## Description of the task
Identify each line containing the word "response" and copy it.

Collected data entries
══════════

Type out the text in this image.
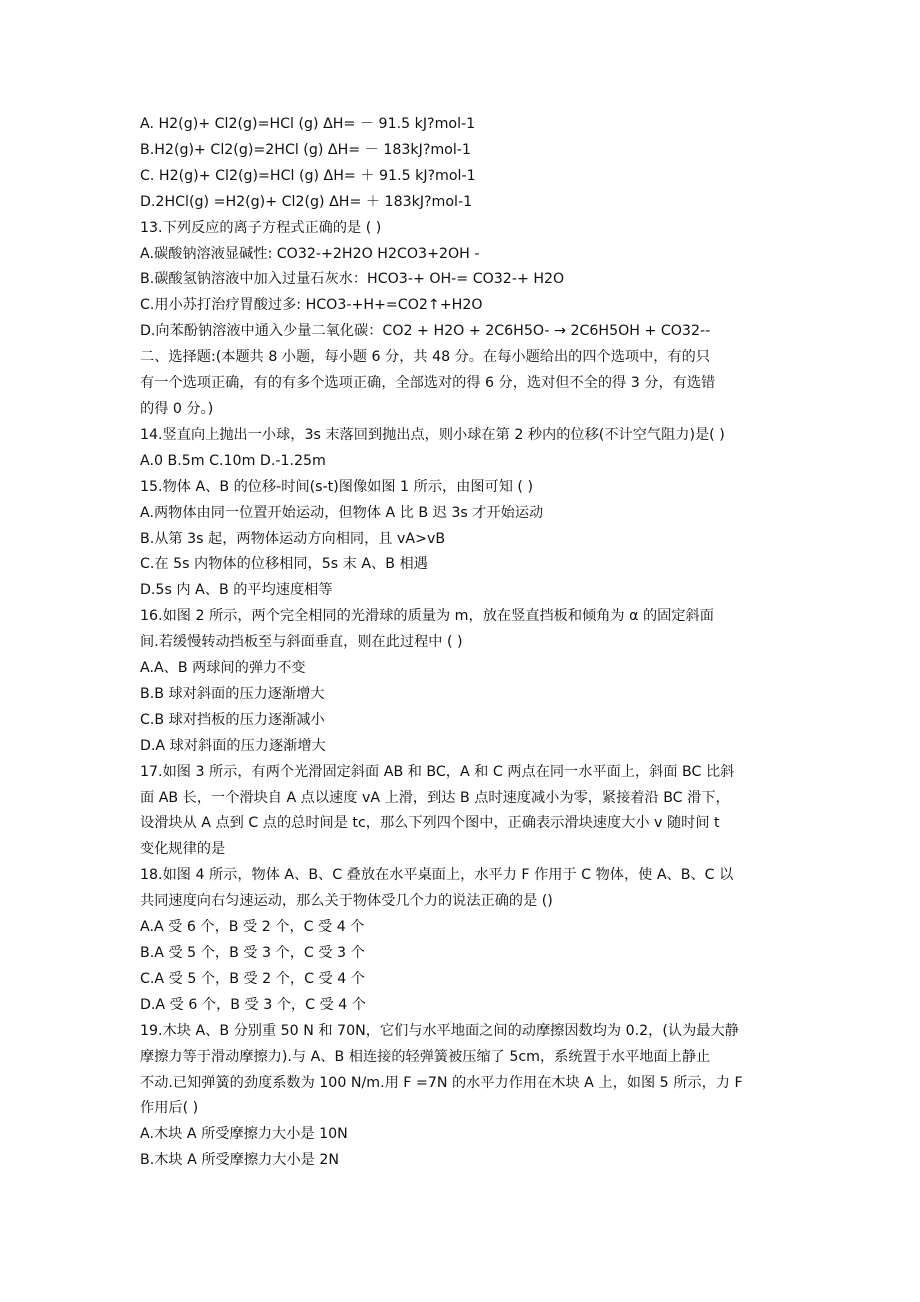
A. H2(g)+ Cl2(g)=HCl (g) ΔH= － 91.5 kJ?mol-1
B.H2(g)+ Cl2(g)=2HCl (g) ΔH= － 183kJ?mol-1
C. H2(g)+ Cl2(g)=HCl (g) ΔH= ＋ 91.5 kJ?mol-1
D.2HCl(g) =H2(g)+ Cl2(g) ΔH= ＋ 183kJ?mol-1
13.下列反应的离子方程式正确的是 ( )
A.碳酸钠溶液显碱性: CO32-+2H2O H2CO3+2OH -
B.碳酸氢钠溶液中加入过量石灰水：HCO3-+ OH-= CO32-+ H2O
C.用小苏打治疗胃酸过多: HCO3-+H+=CO2↑+H2O
D.向苯酚钠溶液中通入少量二氧化碳：CO2 + H2O + 2C6H5O- → 2C6H5OH + CO32--
二、选择题:(本题共 8 小题，每小题 6 分，共 48 分。在每小题给出的四个选项中，有的只
有一个选项正确，有的有多个选项正确，全部选对的得 6 分，选对但不全的得 3 分，有选错
的得 0 分。)
14.竖直向上抛出一小球，3s 末落回到抛出点，则小球在第 2 秒内的位移(不计空气阻力)是( )
A.0 B.5m C.10m D.-1.25m
15.物体 A、B 的位移-时间(s-t)图像如图 1 所示，由图可知 ( )
A.两物体由同一位置开始运动，但物体 A 比 B 迟 3s 才开始运动
B.从第 3s 起，两物体运动方向相同，且 vA>vB
C.在 5s 内物体的位移相同，5s 末 A、B 相遇
D.5s 内 A、B 的平均速度相等
16.如图 2 所示，两个完全相同的光滑球的质量为 m，放在竖直挡板和倾角为 α 的固定斜面
间.若缓慢转动挡板至与斜面垂直，则在此过程中 ( )
A.A、B 两球间的弹力不变
B.B 球对斜面的压力逐渐增大
C.B 球对挡板的压力逐渐减小
D.A 球对斜面的压力逐渐增大
17.如图 3 所示，有两个光滑固定斜面 AB 和 BC，A 和 C 两点在同一水平面上，斜面 BC 比斜
面 AB 长，一个滑块自 A 点以速度 vA 上滑，到达 B 点时速度减小为零，紧接着沿 BC 滑下，
设滑块从 A 点到 C 点的总时间是 tc，那么下列四个图中，正确表示滑块速度大小 v 随时间 t
变化规律的是
18.如图 4 所示，物体 A、B、C 叠放在水平桌面上，水平力 F 作用于 C 物体，使 A、B、C 以
共同速度向右匀速运动，那么关于物体受几个力的说法正确的是 ()
A.A 受 6 个，B 受 2 个，C 受 4 个
B.A 受 5 个，B 受 3 个，C 受 3 个
C.A 受 5 个，B 受 2 个，C 受 4 个
D.A 受 6 个，B 受 3 个，C 受 4 个
19.木块 A、B 分别重 50 N 和 70N，它们与水平地面之间的动摩擦因数均为 0.2，(认为最大静
摩擦力等于滑动摩擦力).与 A、B 相连接的轻弹簧被压缩了 5cm，系统置于水平地面上静止
不动.已知弹簧的劲度系数为 100 N/m.用 F =7N 的水平力作用在木块 A 上，如图 5 所示，力 F
作用后( )
A.木块 A 所受摩擦力大小是 10N
B.木块 A 所受摩擦力大小是 2N
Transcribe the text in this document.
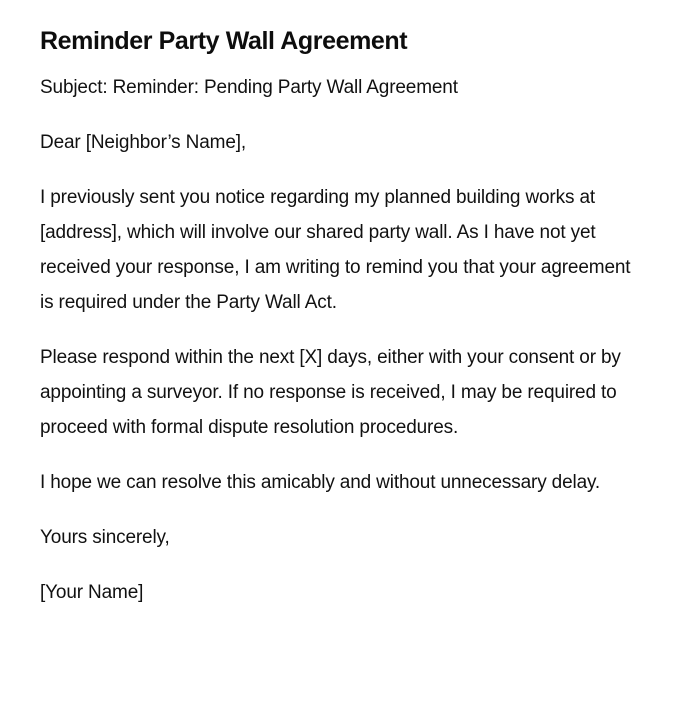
Reminder Party Wall Agreement

Subject: Reminder: Pending Party Wall Agreement

Dear [Neighbor’s Name],

I previously sent you notice regarding my planned building works at [address], which will involve our shared party wall. As I have not yet received your response, I am writing to remind you that your agreement is required under the Party Wall Act.

Please respond within the next [X] days, either with your consent or by appointing a surveyor. If no response is received, I may be required to proceed with formal dispute resolution procedures.

I hope we can resolve this amicably and without unnecessary delay.

Yours sincerely,

[Your Name]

══════════

## Exercise output
I previously sent you notice regarding my planned building works at [address], which will involve our shared party wall. As I have not yet received your response, I am writing to remind you that your agreement is required under the Party Wall Act.
Please respond within the next [X] days, either with your consent or by appointing a surveyor. If no response is received, I may be required to proceed with formal dispute resolution procedures.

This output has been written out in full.